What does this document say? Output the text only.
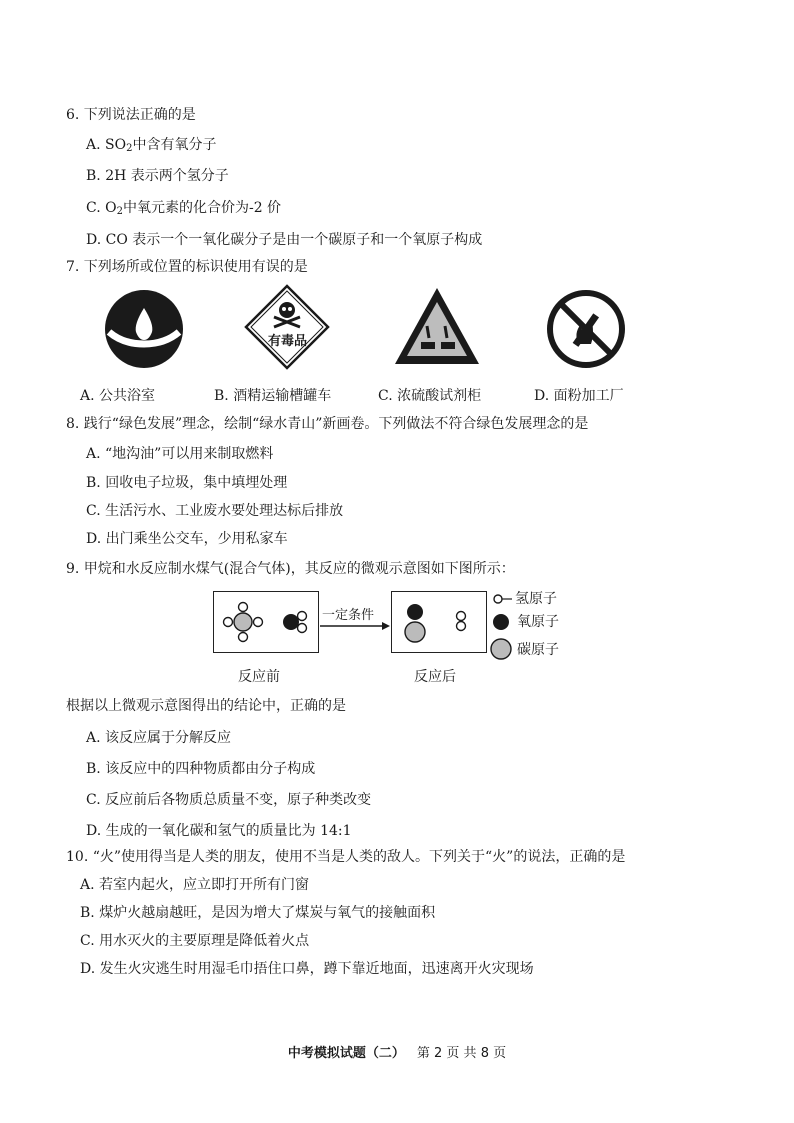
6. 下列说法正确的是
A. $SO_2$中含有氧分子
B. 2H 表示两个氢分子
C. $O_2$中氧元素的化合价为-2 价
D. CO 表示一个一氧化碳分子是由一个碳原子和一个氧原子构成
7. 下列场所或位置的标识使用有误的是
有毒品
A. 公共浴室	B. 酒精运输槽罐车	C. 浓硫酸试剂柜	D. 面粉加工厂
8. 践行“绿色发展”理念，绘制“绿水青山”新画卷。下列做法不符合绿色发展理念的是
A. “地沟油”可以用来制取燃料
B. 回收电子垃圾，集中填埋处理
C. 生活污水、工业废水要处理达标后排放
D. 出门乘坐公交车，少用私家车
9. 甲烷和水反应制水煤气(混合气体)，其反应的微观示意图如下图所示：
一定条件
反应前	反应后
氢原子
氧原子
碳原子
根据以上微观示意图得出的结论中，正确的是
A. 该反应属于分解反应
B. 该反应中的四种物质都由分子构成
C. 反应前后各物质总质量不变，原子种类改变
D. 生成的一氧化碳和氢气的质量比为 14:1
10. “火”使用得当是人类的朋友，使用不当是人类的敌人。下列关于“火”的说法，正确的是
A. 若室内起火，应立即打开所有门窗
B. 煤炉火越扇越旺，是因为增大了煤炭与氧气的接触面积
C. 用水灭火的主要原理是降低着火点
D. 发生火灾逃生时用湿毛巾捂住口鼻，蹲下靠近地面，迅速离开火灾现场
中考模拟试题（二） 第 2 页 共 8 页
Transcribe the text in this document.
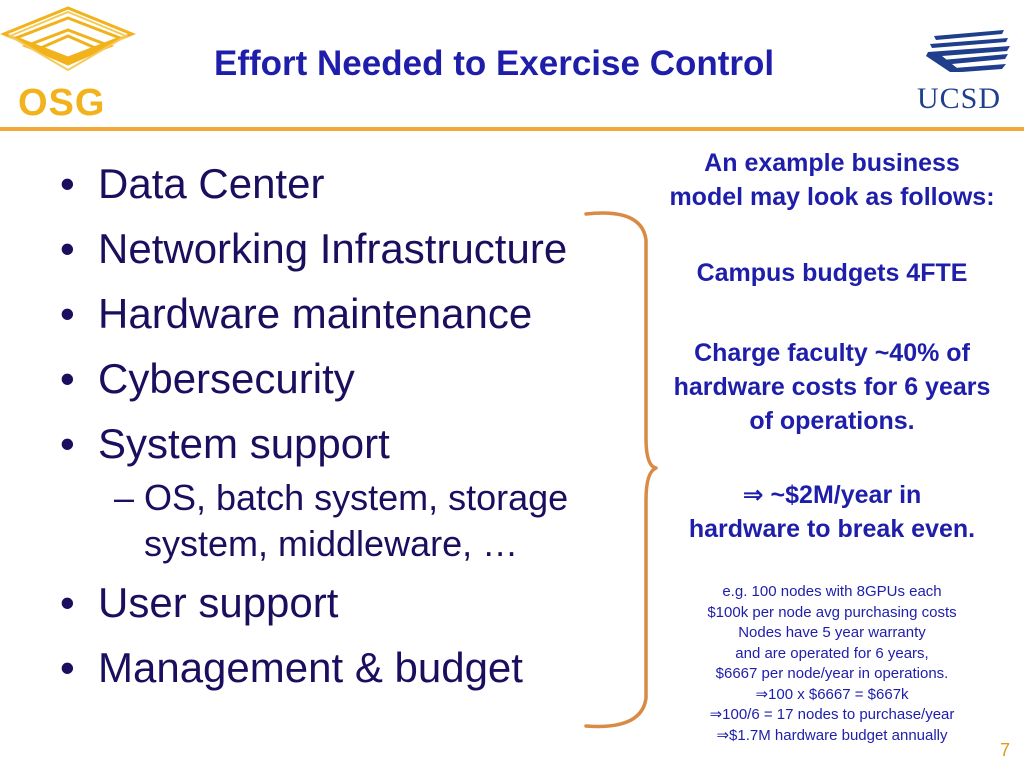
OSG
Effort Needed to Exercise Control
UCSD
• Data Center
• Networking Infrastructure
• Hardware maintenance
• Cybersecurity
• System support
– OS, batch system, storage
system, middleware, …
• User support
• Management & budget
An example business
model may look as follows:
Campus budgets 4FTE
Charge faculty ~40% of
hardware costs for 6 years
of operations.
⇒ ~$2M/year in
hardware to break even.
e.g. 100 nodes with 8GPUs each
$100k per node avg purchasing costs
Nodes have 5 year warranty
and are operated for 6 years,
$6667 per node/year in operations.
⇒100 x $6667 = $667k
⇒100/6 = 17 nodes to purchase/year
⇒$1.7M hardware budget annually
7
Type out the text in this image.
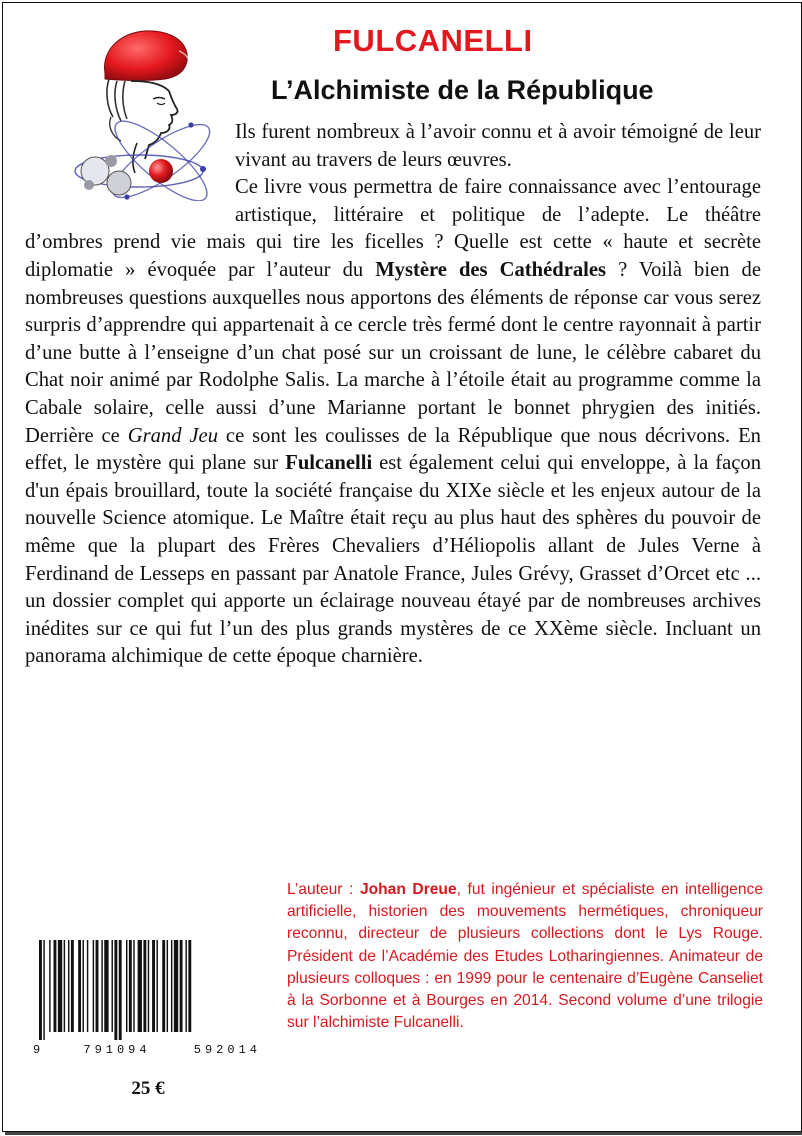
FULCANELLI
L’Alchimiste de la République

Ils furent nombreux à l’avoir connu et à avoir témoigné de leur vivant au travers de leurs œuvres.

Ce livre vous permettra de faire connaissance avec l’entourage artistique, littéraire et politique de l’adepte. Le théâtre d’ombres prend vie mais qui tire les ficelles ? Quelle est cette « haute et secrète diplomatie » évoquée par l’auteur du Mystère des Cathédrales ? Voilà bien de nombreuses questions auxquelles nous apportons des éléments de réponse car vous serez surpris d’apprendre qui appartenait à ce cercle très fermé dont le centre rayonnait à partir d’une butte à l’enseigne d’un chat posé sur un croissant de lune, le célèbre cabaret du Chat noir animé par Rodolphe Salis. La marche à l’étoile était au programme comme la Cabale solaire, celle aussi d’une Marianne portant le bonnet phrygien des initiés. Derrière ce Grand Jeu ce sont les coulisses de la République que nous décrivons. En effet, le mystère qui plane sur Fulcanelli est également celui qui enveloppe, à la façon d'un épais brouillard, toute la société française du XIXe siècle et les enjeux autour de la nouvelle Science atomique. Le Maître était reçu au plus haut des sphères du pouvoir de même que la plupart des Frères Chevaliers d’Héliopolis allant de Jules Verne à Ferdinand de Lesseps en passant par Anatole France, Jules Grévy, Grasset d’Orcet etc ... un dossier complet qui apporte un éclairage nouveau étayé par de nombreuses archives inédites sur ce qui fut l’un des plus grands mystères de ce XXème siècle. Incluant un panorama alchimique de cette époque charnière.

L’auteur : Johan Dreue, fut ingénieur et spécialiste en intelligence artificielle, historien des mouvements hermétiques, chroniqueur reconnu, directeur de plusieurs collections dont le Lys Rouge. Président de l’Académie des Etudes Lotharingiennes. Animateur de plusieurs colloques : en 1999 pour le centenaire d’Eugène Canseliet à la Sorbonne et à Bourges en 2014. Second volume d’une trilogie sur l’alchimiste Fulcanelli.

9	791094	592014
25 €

========

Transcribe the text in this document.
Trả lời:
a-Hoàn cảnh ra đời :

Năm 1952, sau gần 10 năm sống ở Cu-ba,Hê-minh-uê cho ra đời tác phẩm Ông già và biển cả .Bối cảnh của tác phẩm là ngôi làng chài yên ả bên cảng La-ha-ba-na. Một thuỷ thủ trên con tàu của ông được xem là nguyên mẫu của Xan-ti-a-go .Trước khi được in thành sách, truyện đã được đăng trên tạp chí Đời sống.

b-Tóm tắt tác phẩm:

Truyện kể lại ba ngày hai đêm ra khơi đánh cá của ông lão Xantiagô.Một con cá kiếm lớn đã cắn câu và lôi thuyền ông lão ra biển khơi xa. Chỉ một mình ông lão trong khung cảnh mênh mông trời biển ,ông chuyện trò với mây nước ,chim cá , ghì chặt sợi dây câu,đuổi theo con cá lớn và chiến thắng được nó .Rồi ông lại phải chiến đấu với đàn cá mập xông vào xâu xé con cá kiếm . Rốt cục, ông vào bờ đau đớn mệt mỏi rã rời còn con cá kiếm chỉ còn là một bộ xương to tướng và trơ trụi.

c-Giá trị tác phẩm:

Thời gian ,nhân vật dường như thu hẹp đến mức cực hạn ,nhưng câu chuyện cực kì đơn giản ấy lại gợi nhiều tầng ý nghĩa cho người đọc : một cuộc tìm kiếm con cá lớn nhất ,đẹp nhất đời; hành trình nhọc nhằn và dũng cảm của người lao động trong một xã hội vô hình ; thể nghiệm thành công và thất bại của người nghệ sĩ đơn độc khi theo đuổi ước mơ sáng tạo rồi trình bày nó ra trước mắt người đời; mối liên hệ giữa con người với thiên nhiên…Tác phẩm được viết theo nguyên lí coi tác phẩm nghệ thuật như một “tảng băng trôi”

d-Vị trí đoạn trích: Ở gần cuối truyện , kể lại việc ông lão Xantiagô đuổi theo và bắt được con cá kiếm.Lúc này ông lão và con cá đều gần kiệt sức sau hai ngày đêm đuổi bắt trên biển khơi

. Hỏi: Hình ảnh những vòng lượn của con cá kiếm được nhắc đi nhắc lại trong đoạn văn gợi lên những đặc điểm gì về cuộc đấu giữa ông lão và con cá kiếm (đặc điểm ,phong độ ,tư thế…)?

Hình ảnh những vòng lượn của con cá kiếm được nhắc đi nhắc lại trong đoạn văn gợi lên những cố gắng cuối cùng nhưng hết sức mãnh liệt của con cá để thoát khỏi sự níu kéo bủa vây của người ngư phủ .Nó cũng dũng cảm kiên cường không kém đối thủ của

========

▶ The request: Select all lines in the listing above where the word "this" appears, and show them.

▶ Task response:
What does this document say? Output the text only.
Transcribe the text in this document.
Type out the text in this image.
Transcribe the text in this document.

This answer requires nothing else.